DO THIS ▸ Each record below should be repeated precisely as written.

★ ★ ★ ★ ★ ★ ★

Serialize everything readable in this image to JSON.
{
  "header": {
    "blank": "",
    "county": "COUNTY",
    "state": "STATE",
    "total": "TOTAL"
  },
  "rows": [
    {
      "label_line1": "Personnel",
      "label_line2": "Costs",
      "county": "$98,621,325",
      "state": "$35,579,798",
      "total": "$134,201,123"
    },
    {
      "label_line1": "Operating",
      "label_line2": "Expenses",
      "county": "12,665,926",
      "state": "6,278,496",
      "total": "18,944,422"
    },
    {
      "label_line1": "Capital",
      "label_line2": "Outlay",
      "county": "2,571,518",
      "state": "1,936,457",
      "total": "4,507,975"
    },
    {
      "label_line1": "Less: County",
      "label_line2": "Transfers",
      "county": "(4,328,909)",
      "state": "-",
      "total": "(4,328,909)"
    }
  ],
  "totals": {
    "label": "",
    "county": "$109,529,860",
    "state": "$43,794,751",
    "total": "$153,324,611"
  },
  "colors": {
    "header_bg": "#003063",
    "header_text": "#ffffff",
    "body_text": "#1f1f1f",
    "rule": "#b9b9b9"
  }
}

★ ★ ★ ★ ★ ★ ★

THE REPLY ▸
Serialize everything readable in this image to JSON.
{
  "header": {
    "blank": "",
    "county": "COUNTY",
    "state": "STATE",
    "total": "TOTAL"
  },
  "rows": [
    {
      "label_line1": "Personnel",
      "label_line2": "Costs",
      "county": "$98,621,325",
      "state": "$35,579,798",
      "total": "$134,201,123"
    },
    {
      "label_line1": "Operating",
      "label_line2": "Expenses",
      "county": "12,665,926",
      "state": "6,278,496",
      "total": "18,944,422"
    },
    {
      "label_line1": "Capital",
      "label_line2": "Outlay",
      "county": "2,571,518",
      "state": "1,936,457",
      "total": "4,507,975"
    },
    {
      "label_line1": "Less: County",
      "label_line2": "Transfers",
      "county": "(4,328,909)",
      "state": "-",
      "total": "(4,328,909)"
    }
  ],
  "totals": {
    "label": "",
    "county": "$109,529,860",
    "state": "$43,794,751",
    "total": "$153,324,611"
  },
  "colors": {
    "header_bg": "#003063",
    "header_text": "#ffffff",
    "body_text": "#1f1f1f",
    "rule": "#b9b9b9"
  }
}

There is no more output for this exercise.